Exercise directions -
Reproduce the data word for word, starting with the line that contains "video-icon [20, 196, 32, 206]" and going on through the line that contains "address-dropdown-icon[interactable] [413, 49, 421, 57]", both included.
-- Provided information start --
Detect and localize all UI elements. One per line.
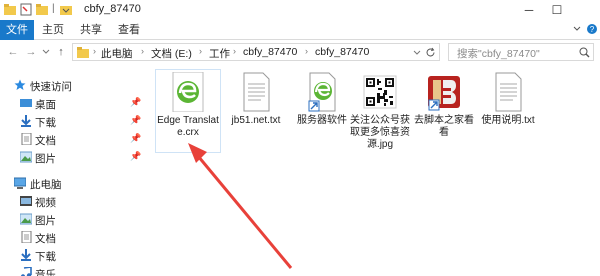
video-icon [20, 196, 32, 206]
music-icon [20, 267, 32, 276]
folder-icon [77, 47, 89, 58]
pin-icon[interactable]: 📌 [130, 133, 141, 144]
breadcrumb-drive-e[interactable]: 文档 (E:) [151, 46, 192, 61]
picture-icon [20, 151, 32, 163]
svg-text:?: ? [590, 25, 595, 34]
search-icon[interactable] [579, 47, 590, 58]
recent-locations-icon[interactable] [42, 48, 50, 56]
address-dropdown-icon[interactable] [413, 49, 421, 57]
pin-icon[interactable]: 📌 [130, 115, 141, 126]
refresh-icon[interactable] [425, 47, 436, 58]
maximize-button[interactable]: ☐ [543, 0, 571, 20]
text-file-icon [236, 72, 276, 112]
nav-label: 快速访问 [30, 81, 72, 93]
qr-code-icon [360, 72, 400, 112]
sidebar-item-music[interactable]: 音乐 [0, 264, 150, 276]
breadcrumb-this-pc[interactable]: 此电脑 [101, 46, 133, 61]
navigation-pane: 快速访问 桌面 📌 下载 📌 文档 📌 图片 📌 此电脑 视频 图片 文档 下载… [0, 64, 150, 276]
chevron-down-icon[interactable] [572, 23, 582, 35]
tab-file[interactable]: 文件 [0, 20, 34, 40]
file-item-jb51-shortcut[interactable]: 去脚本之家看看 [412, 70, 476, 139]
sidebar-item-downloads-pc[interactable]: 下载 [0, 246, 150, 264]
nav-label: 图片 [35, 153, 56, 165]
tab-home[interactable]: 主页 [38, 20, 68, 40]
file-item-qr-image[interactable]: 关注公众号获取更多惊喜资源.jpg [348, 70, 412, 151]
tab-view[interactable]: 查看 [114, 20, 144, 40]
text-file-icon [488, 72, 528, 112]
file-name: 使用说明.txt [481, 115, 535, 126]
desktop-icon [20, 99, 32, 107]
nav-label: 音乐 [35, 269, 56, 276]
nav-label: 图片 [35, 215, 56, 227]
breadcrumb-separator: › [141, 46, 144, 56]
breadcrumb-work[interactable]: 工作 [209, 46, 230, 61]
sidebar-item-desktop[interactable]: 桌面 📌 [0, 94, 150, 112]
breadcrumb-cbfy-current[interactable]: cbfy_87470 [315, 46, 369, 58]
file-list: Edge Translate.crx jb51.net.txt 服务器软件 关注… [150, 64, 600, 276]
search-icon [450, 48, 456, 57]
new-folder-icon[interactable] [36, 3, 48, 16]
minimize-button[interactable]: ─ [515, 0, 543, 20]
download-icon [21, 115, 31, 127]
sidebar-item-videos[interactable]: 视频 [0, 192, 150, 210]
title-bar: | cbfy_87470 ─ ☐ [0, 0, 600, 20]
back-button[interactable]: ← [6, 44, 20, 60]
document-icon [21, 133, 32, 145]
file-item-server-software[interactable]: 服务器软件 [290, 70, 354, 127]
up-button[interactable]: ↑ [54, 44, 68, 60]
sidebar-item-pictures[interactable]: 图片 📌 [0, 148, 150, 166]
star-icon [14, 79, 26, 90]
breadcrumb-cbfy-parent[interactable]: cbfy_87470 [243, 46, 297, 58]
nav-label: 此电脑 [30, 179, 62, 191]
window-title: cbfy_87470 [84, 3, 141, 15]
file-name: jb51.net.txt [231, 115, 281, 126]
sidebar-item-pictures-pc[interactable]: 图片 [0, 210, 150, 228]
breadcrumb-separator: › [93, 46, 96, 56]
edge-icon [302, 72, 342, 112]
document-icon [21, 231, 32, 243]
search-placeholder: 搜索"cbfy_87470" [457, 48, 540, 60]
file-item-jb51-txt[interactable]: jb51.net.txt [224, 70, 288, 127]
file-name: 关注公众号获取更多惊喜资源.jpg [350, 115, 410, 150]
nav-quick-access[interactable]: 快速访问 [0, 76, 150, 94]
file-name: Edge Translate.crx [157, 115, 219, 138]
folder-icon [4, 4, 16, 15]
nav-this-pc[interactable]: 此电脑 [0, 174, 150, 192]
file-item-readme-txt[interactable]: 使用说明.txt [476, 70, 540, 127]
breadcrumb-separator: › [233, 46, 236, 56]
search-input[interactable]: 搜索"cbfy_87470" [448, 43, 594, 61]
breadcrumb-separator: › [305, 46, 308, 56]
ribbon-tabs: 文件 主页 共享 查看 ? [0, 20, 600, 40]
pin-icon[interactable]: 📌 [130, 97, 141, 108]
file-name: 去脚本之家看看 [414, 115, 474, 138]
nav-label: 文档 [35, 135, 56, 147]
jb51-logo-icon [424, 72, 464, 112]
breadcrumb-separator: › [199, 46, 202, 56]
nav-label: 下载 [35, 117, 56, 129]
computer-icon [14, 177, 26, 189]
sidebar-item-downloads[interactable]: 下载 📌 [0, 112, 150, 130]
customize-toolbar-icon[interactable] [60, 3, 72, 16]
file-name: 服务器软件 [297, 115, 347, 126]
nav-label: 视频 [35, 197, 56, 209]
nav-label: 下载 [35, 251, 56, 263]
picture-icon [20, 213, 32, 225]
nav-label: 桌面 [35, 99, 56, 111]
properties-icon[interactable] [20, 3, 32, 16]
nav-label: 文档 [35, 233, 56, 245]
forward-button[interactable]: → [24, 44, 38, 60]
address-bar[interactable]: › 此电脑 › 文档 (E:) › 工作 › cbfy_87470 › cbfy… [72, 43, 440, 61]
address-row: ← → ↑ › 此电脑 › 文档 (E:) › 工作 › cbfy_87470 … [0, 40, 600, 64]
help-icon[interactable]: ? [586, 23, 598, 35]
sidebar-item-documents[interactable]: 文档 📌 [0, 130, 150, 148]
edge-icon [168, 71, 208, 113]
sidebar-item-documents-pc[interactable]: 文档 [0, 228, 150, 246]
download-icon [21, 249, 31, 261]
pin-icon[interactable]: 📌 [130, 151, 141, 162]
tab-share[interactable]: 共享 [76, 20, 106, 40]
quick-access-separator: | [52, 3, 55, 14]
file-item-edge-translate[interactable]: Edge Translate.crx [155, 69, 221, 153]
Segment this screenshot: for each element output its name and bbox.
-- Provided information end --
-- Provided information start --
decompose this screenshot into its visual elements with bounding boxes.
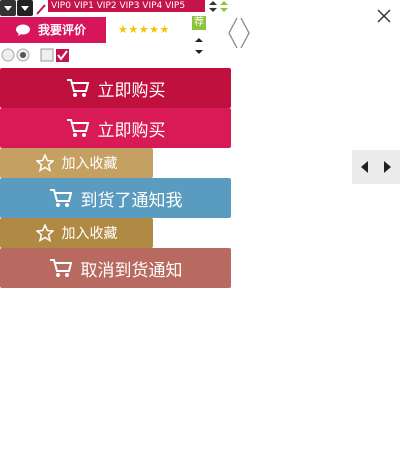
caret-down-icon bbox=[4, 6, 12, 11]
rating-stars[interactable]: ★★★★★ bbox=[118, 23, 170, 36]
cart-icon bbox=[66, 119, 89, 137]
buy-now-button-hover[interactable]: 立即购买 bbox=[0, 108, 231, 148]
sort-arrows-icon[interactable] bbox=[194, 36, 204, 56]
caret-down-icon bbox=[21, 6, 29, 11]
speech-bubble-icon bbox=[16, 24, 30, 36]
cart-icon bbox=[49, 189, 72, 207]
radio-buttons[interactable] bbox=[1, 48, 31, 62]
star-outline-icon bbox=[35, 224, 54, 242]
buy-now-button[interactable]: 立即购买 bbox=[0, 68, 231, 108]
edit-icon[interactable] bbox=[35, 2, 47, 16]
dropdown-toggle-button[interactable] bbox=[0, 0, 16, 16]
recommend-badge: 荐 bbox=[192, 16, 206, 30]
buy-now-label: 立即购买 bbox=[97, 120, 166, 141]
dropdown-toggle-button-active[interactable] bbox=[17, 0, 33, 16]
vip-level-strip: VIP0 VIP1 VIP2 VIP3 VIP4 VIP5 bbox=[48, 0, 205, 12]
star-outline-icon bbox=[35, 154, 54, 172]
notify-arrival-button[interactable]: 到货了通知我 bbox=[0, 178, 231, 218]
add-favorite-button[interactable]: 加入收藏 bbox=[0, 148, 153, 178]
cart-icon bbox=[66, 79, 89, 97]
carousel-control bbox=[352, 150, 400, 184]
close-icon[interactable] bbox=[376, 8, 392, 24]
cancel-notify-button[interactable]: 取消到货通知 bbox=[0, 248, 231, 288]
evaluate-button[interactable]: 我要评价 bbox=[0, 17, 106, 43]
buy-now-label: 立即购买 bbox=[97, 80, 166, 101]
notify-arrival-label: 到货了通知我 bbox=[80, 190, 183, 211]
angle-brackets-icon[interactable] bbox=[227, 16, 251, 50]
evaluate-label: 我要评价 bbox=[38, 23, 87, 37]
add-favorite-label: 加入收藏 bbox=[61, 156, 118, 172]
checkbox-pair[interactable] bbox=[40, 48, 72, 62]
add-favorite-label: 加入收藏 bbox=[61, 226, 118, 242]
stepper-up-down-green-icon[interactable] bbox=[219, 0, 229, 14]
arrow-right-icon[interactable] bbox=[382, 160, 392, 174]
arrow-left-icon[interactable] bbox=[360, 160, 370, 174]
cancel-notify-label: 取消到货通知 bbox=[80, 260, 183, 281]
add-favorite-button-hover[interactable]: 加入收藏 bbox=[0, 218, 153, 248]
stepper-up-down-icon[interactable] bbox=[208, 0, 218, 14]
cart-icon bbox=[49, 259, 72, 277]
-- Provided information end --
Problem solution -
video-icon [20, 196, 32, 206]
music-icon [20, 267, 32, 276]
folder-icon [77, 47, 89, 58]
pin-icon[interactable]: 📌 [130, 133, 141, 144]
breadcrumb-drive-e[interactable]: 文档 (E:) [151, 46, 192, 61]
picture-icon [20, 151, 32, 163]
svg-text:?: ? [590, 25, 595, 34]
search-icon[interactable] [579, 47, 590, 58]
recent-locations-icon[interactable] [42, 48, 50, 56]
address-dropdown-icon[interactable] [413, 49, 421, 57]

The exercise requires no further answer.